> **Request**:
Return the data exactly, with all pictures removed.
Start of Material for this task
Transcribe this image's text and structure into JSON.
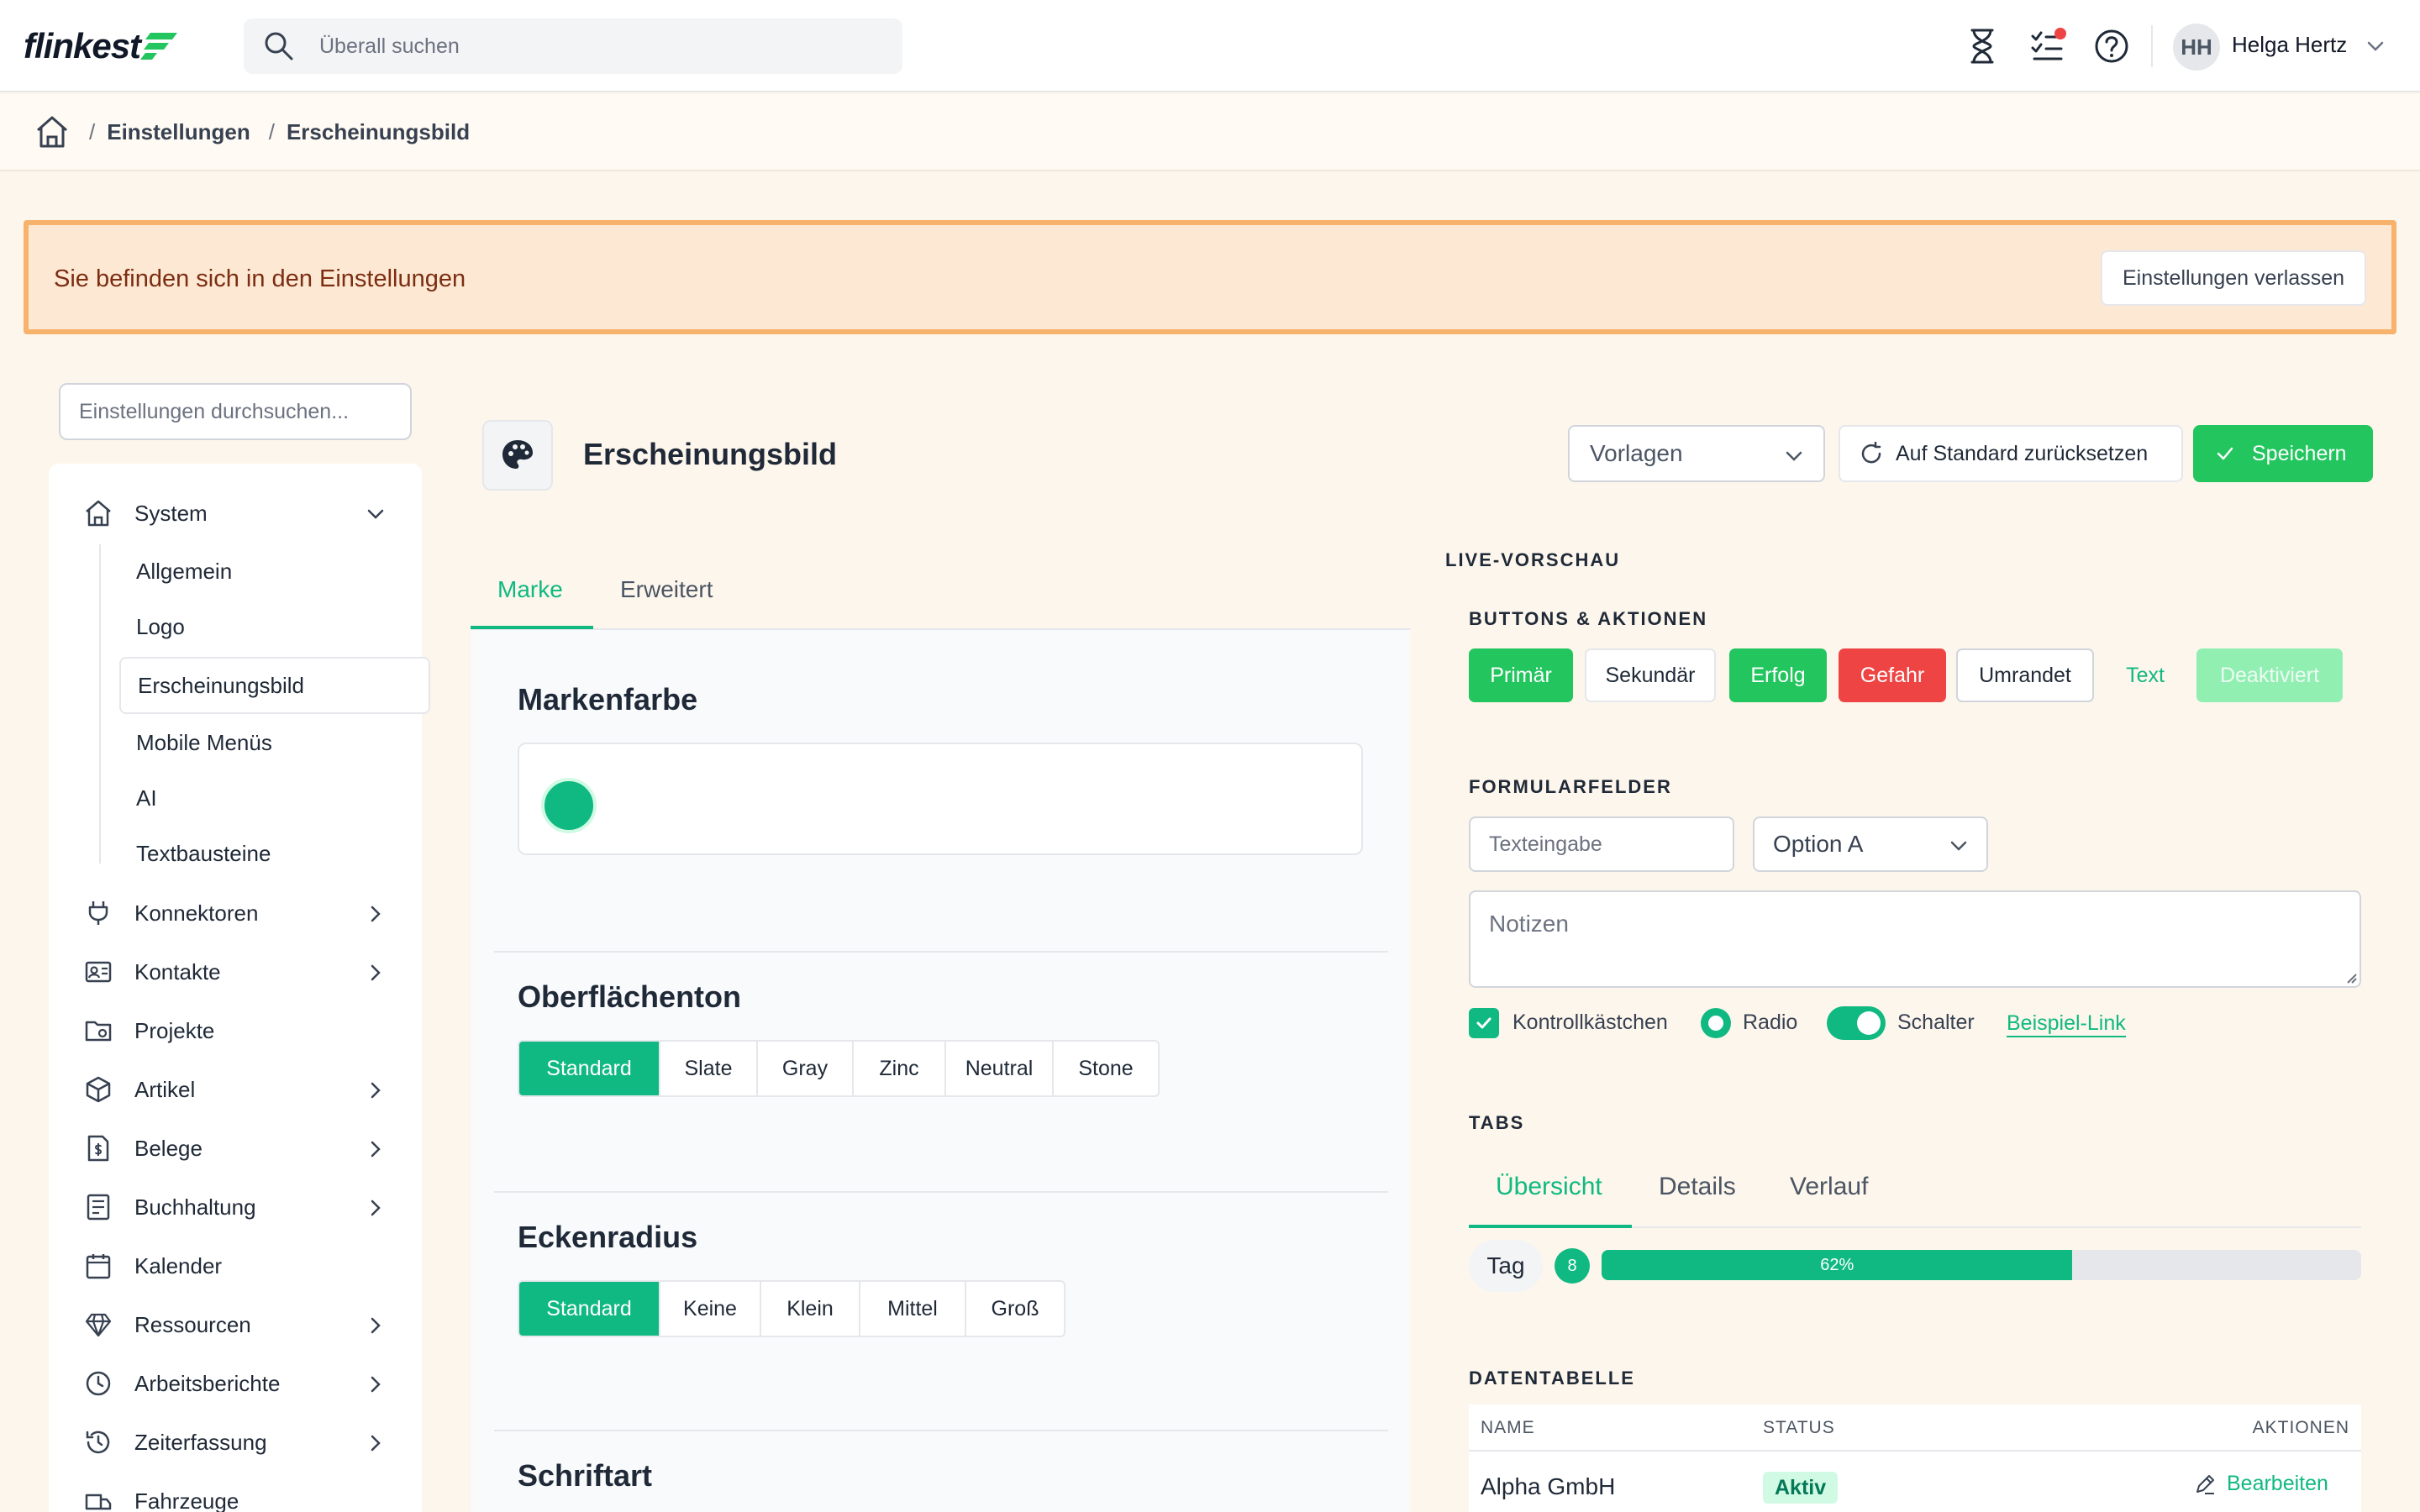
{
  "app": {
    "logo_text": "flinkest"
  },
  "search": {
    "placeholder": "Überall suchen"
  },
  "user": {
    "initials": "HH",
    "name": "Helga Hertz"
  },
  "breadcrumb": {
    "items": [
      "Einstellungen",
      "Erscheinungsbild"
    ]
  },
  "banner": {
    "text": "Sie befinden sich in den Einstellungen",
    "button": "Einstellungen verlassen"
  },
  "sidebar": {
    "search_placeholder": "Einstellungen durchsuchen...",
    "items": [
      {
        "label": "System",
        "icon": "home-icon",
        "expanded": true
      },
      {
        "label": "Konnektoren",
        "icon": "plug-icon"
      },
      {
        "label": "Kontakte",
        "icon": "contact-card-icon"
      },
      {
        "label": "Projekte",
        "icon": "folder-icon"
      },
      {
        "label": "Artikel",
        "icon": "box-icon"
      },
      {
        "label": "Belege",
        "icon": "receipt-icon"
      },
      {
        "label": "Buchhaltung",
        "icon": "ledger-icon"
      },
      {
        "label": "Kalender",
        "icon": "calendar-icon"
      },
      {
        "label": "Ressourcen",
        "icon": "diamond-icon"
      },
      {
        "label": "Arbeitsberichte",
        "icon": "clock-icon"
      },
      {
        "label": "Zeiterfassung",
        "icon": "history-icon"
      },
      {
        "label": "Fahrzeuge",
        "icon": "truck-icon"
      }
    ],
    "sub_items": [
      "Allgemein",
      "Logo",
      "Erscheinungsbild",
      "Mobile Menüs",
      "AI",
      "Textbausteine"
    ],
    "active_sub": "Erscheinungsbild"
  },
  "page": {
    "title": "Erscheinungsbild",
    "templates_select": "Vorlagen",
    "reset_label": "Auf Standard zurücksetzen",
    "save_label": "Speichern"
  },
  "tabs": [
    {
      "label": "Marke",
      "active": true
    },
    {
      "label": "Erweitert",
      "active": false
    }
  ],
  "sections": {
    "brand_color": {
      "title": "Markenfarbe",
      "value": "#10b981"
    },
    "surface": {
      "title": "Oberflächenton",
      "options": [
        "Standard",
        "Slate",
        "Gray",
        "Zinc",
        "Neutral",
        "Stone"
      ],
      "selected": "Standard"
    },
    "radius": {
      "title": "Eckenradius",
      "options": [
        "Standard",
        "Keine",
        "Klein",
        "Mittel",
        "Groß"
      ],
      "selected": "Standard"
    },
    "font": {
      "title": "Schriftart"
    }
  },
  "preview": {
    "title": "LIVE-VORSCHAU",
    "buttons_title": "BUTTONS & AKTIONEN",
    "buttons": {
      "primary": "Primär",
      "secondary": "Sekundär",
      "success": "Erfolg",
      "danger": "Gefahr",
      "outline": "Umrandet",
      "text": "Text",
      "disabled": "Deaktiviert"
    },
    "forms_title": "FORMULARFELDER",
    "text_placeholder": "Texteingabe",
    "select_value": "Option A",
    "notes_placeholder": "Notizen",
    "checkbox_label": "Kontrollkästchen",
    "radio_label": "Radio",
    "switch_label": "Schalter",
    "link_label": "Beispiel-Link",
    "tabs_title": "TABS",
    "tabs": [
      "Übersicht",
      "Details",
      "Verlauf"
    ],
    "tag": "Tag",
    "badge": "8",
    "progress": {
      "value": 0.62,
      "label": "62%"
    },
    "table_title": "DATENTABELLE",
    "table": {
      "headers": [
        "NAME",
        "STATUS",
        "AKTIONEN"
      ],
      "rows": [
        {
          "name": "Alpha GmbH",
          "status": "Aktiv",
          "action": "Bearbeiten"
        }
      ]
    }
  },
  "colors": {
    "accent": "#10b981",
    "success": "#22c55e",
    "danger": "#ef4444",
    "banner_bg": "#fde9d3",
    "banner_border": "#f7b26b"
  }
}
End of Material for this task
> **Problem solution**:
Transcribe this image's text and structure into JSON.
{
  "app": {
    "logo_text": "flinkest"
  },
  "search": {
    "placeholder": "Überall suchen"
  },
  "user": {
    "initials": "HH",
    "name": "Helga Hertz"
  },
  "breadcrumb": {
    "items": [
      "Einstellungen",
      "Erscheinungsbild"
    ]
  },
  "banner": {
    "text": "Sie befinden sich in den Einstellungen",
    "button": "Einstellungen verlassen"
  },
  "sidebar": {
    "search_placeholder": "Einstellungen durchsuchen...",
    "items": [
      {
        "label": "System",
        "icon": "home-icon",
        "expanded": true
      },
      {
        "label": "Konnektoren",
        "icon": "plug-icon"
      },
      {
        "label": "Kontakte",
        "icon": "contact-card-icon"
      },
      {
        "label": "Projekte",
        "icon": "folder-icon"
      },
      {
        "label": "Artikel",
        "icon": "box-icon"
      },
      {
        "label": "Belege",
        "icon": "receipt-icon"
      },
      {
        "label": "Buchhaltung",
        "icon": "ledger-icon"
      },
      {
        "label": "Kalender",
        "icon": "calendar-icon"
      },
      {
        "label": "Ressourcen",
        "icon": "diamond-icon"
      },
      {
        "label": "Arbeitsberichte",
        "icon": "clock-icon"
      },
      {
        "label": "Zeiterfassung",
        "icon": "history-icon"
      },
      {
        "label": "Fahrzeuge",
        "icon": "truck-icon"
      }
    ],
    "sub_items": [
      "Allgemein",
      "Logo",
      "Erscheinungsbild",
      "Mobile Menüs",
      "AI",
      "Textbausteine"
    ],
    "active_sub": "Erscheinungsbild"
  },
  "page": {
    "title": "Erscheinungsbild",
    "templates_select": "Vorlagen",
    "reset_label": "Auf Standard zurücksetzen",
    "save_label": "Speichern"
  },
  "tabs": [
    {
      "label": "Marke",
      "active": true
    },
    {
      "label": "Erweitert",
      "active": false
    }
  ],
  "sections": {
    "brand_color": {
      "title": "Markenfarbe",
      "value": "#10b981"
    },
    "surface": {
      "title": "Oberflächenton",
      "options": [
        "Standard",
        "Slate",
        "Gray",
        "Zinc",
        "Neutral",
        "Stone"
      ],
      "selected": "Standard"
    },
    "radius": {
      "title": "Eckenradius",
      "options": [
        "Standard",
        "Keine",
        "Klein",
        "Mittel",
        "Groß"
      ],
      "selected": "Standard"
    },
    "font": {
      "title": "Schriftart"
    }
  },
  "preview": {
    "title": "LIVE-VORSCHAU",
    "buttons_title": "BUTTONS & AKTIONEN",
    "buttons": {
      "primary": "Primär",
      "secondary": "Sekundär",
      "success": "Erfolg",
      "danger": "Gefahr",
      "outline": "Umrandet",
      "text": "Text",
      "disabled": "Deaktiviert"
    },
    "forms_title": "FORMULARFELDER",
    "text_placeholder": "Texteingabe",
    "select_value": "Option A",
    "notes_placeholder": "Notizen",
    "checkbox_label": "Kontrollkästchen",
    "radio_label": "Radio",
    "switch_label": "Schalter",
    "link_label": "Beispiel-Link",
    "tabs_title": "TABS",
    "tabs": [
      "Übersicht",
      "Details",
      "Verlauf"
    ],
    "tag": "Tag",
    "badge": "8",
    "progress": {
      "value": 0.62,
      "label": "62%"
    },
    "table_title": "DATENTABELLE",
    "table": {
      "headers": [
        "NAME",
        "STATUS",
        "AKTIONEN"
      ],
      "rows": [
        {
          "name": "Alpha GmbH",
          "status": "Aktiv",
          "action": "Bearbeiten"
        }
      ]
    }
  },
  "colors": {
    "accent": "#10b981",
    "success": "#22c55e",
    "danger": "#ef4444",
    "banner_bg": "#fde9d3",
    "banner_border": "#f7b26b"
  }
}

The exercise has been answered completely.